Data items:

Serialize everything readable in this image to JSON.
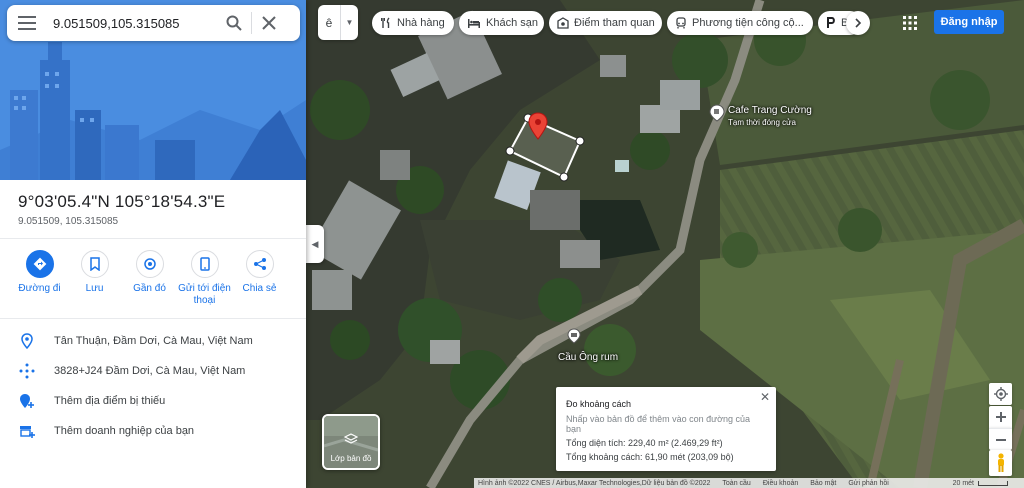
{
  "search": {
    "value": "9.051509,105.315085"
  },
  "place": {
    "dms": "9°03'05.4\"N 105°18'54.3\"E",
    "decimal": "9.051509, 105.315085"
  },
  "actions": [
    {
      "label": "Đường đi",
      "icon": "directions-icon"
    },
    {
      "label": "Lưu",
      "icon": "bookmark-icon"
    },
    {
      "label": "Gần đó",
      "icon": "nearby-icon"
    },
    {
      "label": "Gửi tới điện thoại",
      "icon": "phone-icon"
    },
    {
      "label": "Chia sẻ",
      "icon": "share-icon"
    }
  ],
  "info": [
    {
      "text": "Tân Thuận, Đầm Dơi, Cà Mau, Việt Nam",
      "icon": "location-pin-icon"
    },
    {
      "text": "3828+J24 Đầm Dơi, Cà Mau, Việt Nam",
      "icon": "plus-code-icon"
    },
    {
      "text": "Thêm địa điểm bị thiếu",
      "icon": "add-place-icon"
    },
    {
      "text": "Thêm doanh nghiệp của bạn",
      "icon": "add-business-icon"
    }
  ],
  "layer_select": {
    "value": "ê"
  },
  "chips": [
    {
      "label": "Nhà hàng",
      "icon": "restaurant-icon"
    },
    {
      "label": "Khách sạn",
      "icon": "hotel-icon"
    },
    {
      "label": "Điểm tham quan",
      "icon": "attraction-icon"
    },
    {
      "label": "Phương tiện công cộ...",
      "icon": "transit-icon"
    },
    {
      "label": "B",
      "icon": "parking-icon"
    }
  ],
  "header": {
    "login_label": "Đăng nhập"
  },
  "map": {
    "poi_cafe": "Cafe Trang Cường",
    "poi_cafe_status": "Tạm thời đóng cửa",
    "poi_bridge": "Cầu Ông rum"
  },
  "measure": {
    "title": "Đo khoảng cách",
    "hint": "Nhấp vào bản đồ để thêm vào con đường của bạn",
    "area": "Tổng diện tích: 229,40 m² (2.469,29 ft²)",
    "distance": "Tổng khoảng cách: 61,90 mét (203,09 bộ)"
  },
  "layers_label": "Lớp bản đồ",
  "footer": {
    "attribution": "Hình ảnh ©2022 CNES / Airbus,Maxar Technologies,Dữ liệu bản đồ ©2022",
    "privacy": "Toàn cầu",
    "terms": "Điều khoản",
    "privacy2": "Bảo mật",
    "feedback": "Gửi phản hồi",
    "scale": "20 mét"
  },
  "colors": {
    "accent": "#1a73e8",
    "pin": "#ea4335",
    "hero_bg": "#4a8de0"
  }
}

...

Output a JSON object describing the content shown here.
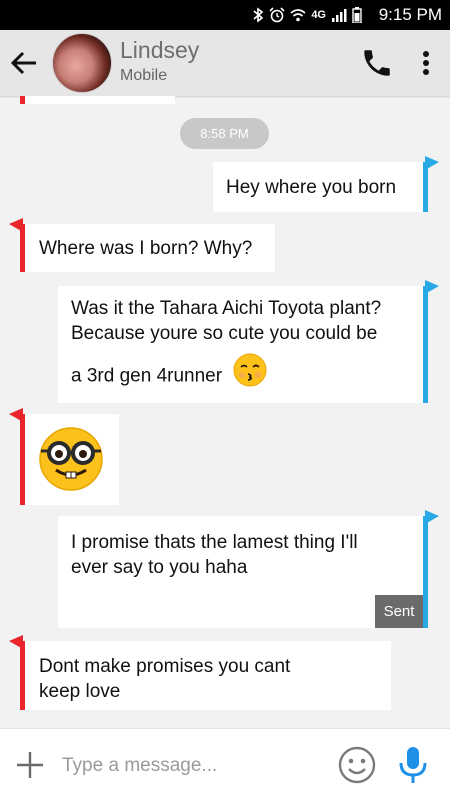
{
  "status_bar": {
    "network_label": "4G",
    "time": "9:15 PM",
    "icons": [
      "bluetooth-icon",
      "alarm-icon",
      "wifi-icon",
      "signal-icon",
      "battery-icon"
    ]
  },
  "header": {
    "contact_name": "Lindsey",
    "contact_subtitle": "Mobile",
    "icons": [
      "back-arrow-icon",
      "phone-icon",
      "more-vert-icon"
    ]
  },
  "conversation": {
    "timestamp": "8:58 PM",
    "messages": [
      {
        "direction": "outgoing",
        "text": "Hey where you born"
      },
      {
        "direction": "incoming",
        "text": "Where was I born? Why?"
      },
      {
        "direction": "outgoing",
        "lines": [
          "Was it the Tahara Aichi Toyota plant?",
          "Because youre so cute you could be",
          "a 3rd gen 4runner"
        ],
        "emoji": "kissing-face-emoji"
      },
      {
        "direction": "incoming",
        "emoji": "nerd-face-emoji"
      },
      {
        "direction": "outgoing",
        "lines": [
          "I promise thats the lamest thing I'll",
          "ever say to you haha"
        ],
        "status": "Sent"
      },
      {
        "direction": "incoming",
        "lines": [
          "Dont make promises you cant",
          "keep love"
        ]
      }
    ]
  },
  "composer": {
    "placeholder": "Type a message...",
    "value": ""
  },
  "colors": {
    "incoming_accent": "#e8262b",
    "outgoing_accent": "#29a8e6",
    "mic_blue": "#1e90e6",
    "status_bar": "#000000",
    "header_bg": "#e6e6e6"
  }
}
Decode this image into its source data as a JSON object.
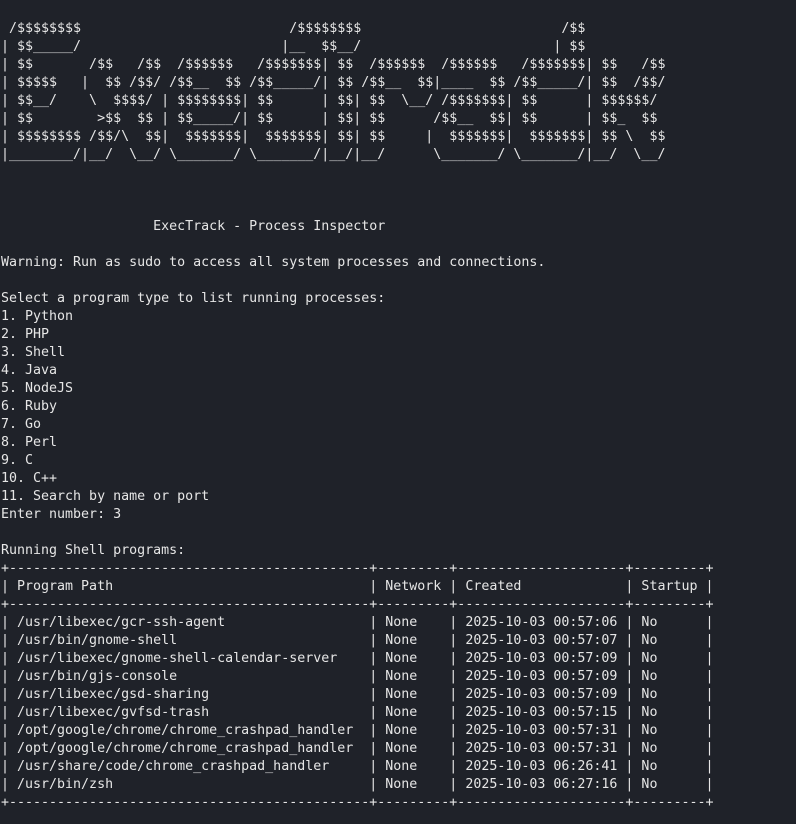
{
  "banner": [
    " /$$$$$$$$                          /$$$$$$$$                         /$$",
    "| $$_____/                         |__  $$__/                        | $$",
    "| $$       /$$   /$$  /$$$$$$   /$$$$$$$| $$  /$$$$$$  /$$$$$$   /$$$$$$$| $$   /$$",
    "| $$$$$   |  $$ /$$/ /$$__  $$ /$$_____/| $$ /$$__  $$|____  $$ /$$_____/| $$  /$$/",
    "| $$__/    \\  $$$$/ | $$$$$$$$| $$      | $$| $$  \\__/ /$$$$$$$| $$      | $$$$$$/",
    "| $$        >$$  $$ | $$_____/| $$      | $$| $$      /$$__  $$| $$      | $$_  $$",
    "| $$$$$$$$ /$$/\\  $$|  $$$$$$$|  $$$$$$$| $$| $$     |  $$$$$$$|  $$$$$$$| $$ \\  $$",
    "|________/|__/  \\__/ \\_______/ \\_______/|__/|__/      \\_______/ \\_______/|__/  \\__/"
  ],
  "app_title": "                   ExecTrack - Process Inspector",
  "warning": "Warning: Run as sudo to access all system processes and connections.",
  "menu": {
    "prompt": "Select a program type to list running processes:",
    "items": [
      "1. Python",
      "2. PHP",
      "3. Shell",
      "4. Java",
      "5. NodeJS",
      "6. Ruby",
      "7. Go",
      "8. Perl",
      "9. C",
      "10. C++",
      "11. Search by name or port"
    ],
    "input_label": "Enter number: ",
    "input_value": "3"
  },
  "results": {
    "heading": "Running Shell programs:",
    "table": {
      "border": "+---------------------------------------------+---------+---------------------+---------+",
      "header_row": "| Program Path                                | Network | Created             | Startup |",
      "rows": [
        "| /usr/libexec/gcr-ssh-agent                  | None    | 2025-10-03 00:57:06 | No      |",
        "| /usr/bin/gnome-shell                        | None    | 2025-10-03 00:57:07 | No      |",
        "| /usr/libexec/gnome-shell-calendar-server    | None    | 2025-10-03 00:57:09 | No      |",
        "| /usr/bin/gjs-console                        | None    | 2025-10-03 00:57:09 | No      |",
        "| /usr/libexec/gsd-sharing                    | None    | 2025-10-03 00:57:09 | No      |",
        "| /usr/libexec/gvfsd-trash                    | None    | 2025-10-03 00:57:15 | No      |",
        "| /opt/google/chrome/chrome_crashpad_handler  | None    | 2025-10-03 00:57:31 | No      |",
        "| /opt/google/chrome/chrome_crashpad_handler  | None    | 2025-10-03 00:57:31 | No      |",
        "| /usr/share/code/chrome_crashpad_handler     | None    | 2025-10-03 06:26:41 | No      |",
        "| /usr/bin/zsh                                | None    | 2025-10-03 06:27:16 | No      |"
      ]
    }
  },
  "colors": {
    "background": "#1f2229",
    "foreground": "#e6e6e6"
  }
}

--

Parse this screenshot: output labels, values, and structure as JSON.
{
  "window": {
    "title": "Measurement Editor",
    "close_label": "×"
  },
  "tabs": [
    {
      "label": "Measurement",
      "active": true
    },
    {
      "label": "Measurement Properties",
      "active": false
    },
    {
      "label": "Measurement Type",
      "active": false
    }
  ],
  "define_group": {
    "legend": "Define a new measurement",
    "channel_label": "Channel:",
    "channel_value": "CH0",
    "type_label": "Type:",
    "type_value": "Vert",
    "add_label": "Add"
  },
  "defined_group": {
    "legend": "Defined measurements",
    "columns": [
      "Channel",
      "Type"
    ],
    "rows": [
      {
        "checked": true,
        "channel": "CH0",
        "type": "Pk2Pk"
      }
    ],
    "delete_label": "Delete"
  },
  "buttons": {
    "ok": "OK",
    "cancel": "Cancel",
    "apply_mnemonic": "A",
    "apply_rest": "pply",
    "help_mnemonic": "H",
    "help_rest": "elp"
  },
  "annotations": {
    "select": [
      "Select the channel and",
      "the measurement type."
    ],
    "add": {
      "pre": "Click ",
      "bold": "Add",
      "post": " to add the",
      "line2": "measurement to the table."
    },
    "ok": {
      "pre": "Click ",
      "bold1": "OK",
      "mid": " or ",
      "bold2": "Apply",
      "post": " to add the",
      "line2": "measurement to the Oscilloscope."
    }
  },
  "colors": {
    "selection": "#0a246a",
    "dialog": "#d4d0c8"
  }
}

== THE PROBLEM ==
Look over the records above and copy each line that includes the string "Việt".

== COMPLETED TASK ==
      "text": "Tân Thuận, Đầm Dơi, Cà Mau, Việt Nam",
      "text": "3828+J24 Đầm Dơi, Cà Mau, Việt Nam",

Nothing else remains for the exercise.